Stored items
--- begin ---

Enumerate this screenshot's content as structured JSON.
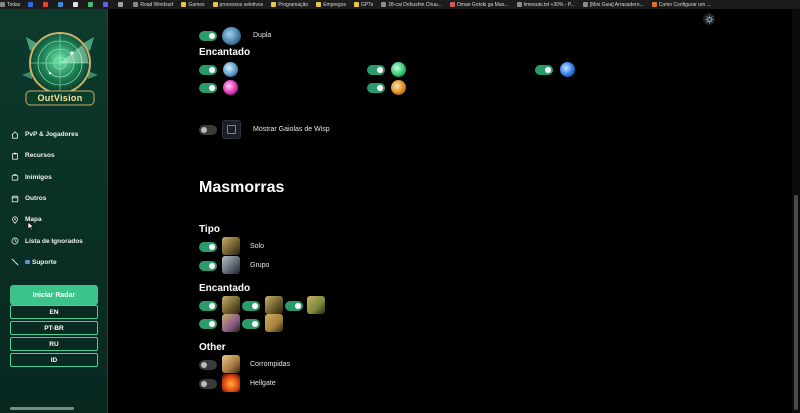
{
  "bookmarks": [
    {
      "label": "Todas",
      "color": "#888888"
    },
    {
      "label": "",
      "color": "#2f6ae0"
    },
    {
      "label": "",
      "color": "#ea4335"
    },
    {
      "label": "",
      "color": "#3a8bd8"
    },
    {
      "label": "",
      "color": "#e0e0e0"
    },
    {
      "label": "",
      "color": "#3ec070"
    },
    {
      "label": "",
      "color": "#5865f2"
    },
    {
      "label": "",
      "color": "#a0a0a0"
    },
    {
      "label": "Road Windsurf",
      "color": "#888888"
    },
    {
      "label": "Games",
      "color": "#e8c64a"
    },
    {
      "label": "processos seletivos",
      "color": "#e8c64a"
    },
    {
      "label": "Programação",
      "color": "#e8c64a"
    },
    {
      "label": "Empregos",
      "color": "#e8c64a"
    },
    {
      "label": "GPTs",
      "color": "#e8c64a"
    },
    {
      "label": "28-cai Dohushin Chuu...",
      "color": "#8c8c8c"
    },
    {
      "label": "Omae Gotoki ga Mao...",
      "color": "#d05a5a"
    },
    {
      "label": "timeouts.txt +30% - P...",
      "color": "#8c8c8c"
    },
    {
      "label": "[Mini Guia] Arrasadero...",
      "color": "#8c8c8c"
    },
    {
      "label": "Como Configurar um ...",
      "color": "#e07030"
    }
  ],
  "sidebar": {
    "logo_text": "OutVision",
    "nav": [
      {
        "label": "PvP & Jogadores",
        "icon": "home-icon"
      },
      {
        "label": "Recursos",
        "icon": "clipboard-icon"
      },
      {
        "label": "Inimigos",
        "icon": "bag-icon"
      },
      {
        "label": "Outros",
        "icon": "box-icon"
      },
      {
        "label": "Mapa",
        "icon": "map-pin-icon"
      },
      {
        "label": "Lista de Ignorados",
        "icon": "block-list-icon"
      },
      {
        "label": "Suporte",
        "icon": "unlink-icon"
      }
    ],
    "start_label": "Iniciar Radar",
    "languages": [
      "EN",
      "PT-BR",
      "RU",
      "ID"
    ]
  },
  "top": {
    "dupla_label": "Dupla",
    "encantado_title": "Encantado",
    "wisp_label": "Mostrar Gaiolas de Wisp"
  },
  "dungeons": {
    "title": "Masmorras",
    "tipo_title": "Tipo",
    "tipo": [
      {
        "label": "Solo",
        "enabled": true
      },
      {
        "label": "Grupo",
        "enabled": true
      }
    ],
    "encantado_title": "Encantado",
    "other_title": "Other",
    "other": [
      {
        "label": "Corrompidas",
        "enabled": false
      },
      {
        "label": "Hellgate",
        "enabled": false
      }
    ]
  },
  "colors": {
    "accent": "#3cc38a",
    "toggle_on": "#2c9b6c",
    "sidebar_bg": "#0d3a2d"
  }
}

--- end ---

→ **Aim**: Copy all of the entries verbatim, leaving out any pictures they contain.

→ **Solution to the exercise**:
Enumerate this screenshot's content as structured JSON.
{
  "bookmarks": [
    {
      "label": "Todas",
      "color": "#888888"
    },
    {
      "label": "",
      "color": "#2f6ae0"
    },
    {
      "label": "",
      "color": "#ea4335"
    },
    {
      "label": "",
      "color": "#3a8bd8"
    },
    {
      "label": "",
      "color": "#e0e0e0"
    },
    {
      "label": "",
      "color": "#3ec070"
    },
    {
      "label": "",
      "color": "#5865f2"
    },
    {
      "label": "",
      "color": "#a0a0a0"
    },
    {
      "label": "Road Windsurf",
      "color": "#888888"
    },
    {
      "label": "Games",
      "color": "#e8c64a"
    },
    {
      "label": "processos seletivos",
      "color": "#e8c64a"
    },
    {
      "label": "Programação",
      "color": "#e8c64a"
    },
    {
      "label": "Empregos",
      "color": "#e8c64a"
    },
    {
      "label": "GPTs",
      "color": "#e8c64a"
    },
    {
      "label": "28-cai Dohushin Chuu...",
      "color": "#8c8c8c"
    },
    {
      "label": "Omae Gotoki ga Mao...",
      "color": "#d05a5a"
    },
    {
      "label": "timeouts.txt +30% - P...",
      "color": "#8c8c8c"
    },
    {
      "label": "[Mini Guia] Arrasadero...",
      "color": "#8c8c8c"
    },
    {
      "label": "Como Configurar um ...",
      "color": "#e07030"
    }
  ],
  "sidebar": {
    "logo_text": "OutVision",
    "nav": [
      {
        "label": "PvP & Jogadores",
        "icon": "home-icon"
      },
      {
        "label": "Recursos",
        "icon": "clipboard-icon"
      },
      {
        "label": "Inimigos",
        "icon": "bag-icon"
      },
      {
        "label": "Outros",
        "icon": "box-icon"
      },
      {
        "label": "Mapa",
        "icon": "map-pin-icon"
      },
      {
        "label": "Lista de Ignorados",
        "icon": "block-list-icon"
      },
      {
        "label": "Suporte",
        "icon": "unlink-icon"
      }
    ],
    "start_label": "Iniciar Radar",
    "languages": [
      "EN",
      "PT-BR",
      "RU",
      "ID"
    ]
  },
  "top": {
    "dupla_label": "Dupla",
    "encantado_title": "Encantado",
    "wisp_label": "Mostrar Gaiolas de Wisp"
  },
  "dungeons": {
    "title": "Masmorras",
    "tipo_title": "Tipo",
    "tipo": [
      {
        "label": "Solo",
        "enabled": true
      },
      {
        "label": "Grupo",
        "enabled": true
      }
    ],
    "encantado_title": "Encantado",
    "other_title": "Other",
    "other": [
      {
        "label": "Corrompidas",
        "enabled": false
      },
      {
        "label": "Hellgate",
        "enabled": false
      }
    ]
  },
  "colors": {
    "accent": "#3cc38a",
    "toggle_on": "#2c9b6c",
    "sidebar_bg": "#0d3a2d"
  }
}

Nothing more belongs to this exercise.